§ Given records

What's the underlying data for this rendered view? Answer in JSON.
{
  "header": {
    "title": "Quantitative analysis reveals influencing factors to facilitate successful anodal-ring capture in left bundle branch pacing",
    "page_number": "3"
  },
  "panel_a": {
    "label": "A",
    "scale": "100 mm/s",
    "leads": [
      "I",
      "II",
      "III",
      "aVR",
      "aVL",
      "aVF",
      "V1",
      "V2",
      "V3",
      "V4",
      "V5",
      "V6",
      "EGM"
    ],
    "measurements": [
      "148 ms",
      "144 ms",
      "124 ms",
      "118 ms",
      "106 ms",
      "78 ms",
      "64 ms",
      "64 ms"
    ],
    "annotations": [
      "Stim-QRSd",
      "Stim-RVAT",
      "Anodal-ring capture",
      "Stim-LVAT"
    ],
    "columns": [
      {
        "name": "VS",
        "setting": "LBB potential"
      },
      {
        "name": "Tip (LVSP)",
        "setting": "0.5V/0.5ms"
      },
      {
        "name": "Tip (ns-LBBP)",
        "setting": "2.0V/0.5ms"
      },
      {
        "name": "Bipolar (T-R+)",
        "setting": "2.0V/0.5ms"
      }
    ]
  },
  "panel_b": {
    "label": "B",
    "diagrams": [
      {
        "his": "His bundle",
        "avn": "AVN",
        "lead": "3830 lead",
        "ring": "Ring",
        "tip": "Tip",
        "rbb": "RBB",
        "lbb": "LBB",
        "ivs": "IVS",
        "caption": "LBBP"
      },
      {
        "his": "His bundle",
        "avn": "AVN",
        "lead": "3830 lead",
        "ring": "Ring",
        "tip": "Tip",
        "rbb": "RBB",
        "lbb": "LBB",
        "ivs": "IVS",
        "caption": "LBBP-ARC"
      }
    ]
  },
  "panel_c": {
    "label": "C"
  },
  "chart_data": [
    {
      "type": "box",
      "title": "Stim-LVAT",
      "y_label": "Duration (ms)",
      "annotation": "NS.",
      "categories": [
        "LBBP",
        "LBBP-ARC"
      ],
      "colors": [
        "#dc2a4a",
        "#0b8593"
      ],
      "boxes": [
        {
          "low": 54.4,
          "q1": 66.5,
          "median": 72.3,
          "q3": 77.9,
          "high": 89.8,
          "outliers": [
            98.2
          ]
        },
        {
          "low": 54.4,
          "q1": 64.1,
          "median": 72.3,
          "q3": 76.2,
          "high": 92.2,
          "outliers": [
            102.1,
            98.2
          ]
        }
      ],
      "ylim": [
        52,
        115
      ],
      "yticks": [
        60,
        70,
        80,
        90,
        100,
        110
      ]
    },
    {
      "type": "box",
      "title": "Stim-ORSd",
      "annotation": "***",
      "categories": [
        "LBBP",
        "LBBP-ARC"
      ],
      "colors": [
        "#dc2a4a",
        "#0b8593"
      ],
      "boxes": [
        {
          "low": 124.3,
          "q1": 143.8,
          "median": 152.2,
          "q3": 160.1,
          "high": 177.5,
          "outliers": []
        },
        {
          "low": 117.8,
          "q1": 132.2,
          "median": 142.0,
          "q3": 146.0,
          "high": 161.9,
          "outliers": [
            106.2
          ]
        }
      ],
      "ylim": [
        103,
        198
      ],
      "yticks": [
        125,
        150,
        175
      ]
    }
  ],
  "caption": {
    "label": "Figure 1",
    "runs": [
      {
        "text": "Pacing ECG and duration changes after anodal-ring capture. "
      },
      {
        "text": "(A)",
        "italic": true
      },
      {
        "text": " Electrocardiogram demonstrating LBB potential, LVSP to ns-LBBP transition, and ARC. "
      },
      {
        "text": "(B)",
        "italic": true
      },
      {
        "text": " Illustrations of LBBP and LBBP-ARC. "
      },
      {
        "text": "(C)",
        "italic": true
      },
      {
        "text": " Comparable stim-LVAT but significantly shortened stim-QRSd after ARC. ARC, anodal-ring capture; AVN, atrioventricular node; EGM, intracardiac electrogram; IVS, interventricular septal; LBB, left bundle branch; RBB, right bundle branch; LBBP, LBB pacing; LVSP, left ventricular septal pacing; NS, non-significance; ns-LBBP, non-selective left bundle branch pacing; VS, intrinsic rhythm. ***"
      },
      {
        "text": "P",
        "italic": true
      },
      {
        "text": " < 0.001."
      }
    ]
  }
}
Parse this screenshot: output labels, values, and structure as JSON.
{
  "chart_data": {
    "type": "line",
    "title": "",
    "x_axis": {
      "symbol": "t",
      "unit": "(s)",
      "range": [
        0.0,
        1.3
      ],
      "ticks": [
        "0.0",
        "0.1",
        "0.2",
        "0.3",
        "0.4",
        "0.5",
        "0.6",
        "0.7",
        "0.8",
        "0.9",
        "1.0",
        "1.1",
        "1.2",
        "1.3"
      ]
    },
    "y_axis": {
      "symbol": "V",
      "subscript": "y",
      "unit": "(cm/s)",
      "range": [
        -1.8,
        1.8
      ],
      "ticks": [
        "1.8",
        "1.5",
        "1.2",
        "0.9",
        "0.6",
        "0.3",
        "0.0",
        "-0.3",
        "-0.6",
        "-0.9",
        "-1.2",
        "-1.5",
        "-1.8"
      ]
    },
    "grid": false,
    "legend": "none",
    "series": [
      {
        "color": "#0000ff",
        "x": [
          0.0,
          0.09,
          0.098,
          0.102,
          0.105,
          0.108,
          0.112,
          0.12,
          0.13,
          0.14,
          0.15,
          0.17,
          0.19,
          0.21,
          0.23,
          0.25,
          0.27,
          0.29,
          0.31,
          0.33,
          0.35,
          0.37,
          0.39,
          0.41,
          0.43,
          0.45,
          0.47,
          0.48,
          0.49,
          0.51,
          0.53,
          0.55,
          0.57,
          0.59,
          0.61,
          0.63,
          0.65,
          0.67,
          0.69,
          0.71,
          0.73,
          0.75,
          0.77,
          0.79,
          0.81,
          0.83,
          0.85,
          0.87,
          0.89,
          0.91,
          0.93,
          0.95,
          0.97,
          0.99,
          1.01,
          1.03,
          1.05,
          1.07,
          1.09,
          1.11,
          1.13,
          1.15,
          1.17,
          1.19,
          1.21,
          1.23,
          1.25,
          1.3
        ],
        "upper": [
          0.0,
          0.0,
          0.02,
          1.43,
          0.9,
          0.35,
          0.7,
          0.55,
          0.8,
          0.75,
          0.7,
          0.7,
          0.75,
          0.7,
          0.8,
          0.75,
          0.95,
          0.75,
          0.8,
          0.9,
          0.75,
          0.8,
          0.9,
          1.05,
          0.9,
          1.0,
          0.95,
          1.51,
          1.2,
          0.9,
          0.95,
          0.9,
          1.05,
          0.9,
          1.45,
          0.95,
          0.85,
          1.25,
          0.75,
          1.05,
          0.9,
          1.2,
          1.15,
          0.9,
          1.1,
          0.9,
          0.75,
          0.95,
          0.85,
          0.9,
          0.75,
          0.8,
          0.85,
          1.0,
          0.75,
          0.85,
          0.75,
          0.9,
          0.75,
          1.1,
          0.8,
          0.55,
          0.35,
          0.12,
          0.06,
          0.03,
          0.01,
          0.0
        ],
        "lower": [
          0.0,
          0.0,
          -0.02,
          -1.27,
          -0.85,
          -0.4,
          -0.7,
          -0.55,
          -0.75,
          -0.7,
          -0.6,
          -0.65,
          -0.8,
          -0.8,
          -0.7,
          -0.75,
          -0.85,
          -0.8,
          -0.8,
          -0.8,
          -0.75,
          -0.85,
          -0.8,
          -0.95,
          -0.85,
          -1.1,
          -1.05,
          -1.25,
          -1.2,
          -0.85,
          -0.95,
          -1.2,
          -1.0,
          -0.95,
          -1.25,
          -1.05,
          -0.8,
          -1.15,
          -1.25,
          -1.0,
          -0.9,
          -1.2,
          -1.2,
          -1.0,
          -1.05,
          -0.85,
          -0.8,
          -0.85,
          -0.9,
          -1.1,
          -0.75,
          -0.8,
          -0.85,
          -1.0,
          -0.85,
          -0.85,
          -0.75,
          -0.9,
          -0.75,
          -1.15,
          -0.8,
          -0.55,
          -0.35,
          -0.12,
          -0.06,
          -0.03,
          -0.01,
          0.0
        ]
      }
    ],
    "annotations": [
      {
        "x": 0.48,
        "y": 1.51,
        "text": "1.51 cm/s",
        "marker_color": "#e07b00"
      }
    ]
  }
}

§ Task instructions
Count every line in the entries above where the word "QRSd" appears; respond with the number alone.

§ Answer in full
2